## Problem to solve:
From the listing below, return each line that includes "Airplane".

## Data provided:
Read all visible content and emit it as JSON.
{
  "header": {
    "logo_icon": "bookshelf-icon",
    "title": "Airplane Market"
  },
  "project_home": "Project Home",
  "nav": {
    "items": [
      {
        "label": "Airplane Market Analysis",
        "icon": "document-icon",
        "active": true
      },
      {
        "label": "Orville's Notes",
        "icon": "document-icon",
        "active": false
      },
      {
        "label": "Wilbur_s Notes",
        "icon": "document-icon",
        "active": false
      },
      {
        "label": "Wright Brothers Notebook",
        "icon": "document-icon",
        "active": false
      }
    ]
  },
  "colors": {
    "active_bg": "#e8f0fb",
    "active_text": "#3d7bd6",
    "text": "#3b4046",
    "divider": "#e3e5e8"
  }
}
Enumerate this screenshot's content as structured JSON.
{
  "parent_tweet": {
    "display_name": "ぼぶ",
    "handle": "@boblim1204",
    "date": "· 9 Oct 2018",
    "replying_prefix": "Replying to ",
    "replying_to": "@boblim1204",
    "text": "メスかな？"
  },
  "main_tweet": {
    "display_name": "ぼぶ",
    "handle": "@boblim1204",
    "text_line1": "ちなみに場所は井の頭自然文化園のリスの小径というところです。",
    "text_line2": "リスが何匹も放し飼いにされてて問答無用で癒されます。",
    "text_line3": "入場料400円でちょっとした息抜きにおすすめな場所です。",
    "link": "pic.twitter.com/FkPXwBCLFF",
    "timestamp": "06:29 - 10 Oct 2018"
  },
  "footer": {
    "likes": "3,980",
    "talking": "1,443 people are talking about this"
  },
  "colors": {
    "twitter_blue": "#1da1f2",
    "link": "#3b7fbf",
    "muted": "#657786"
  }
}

## Task answer:
    "title": "Airplane Market"
        "label": "Airplane Market Analysis",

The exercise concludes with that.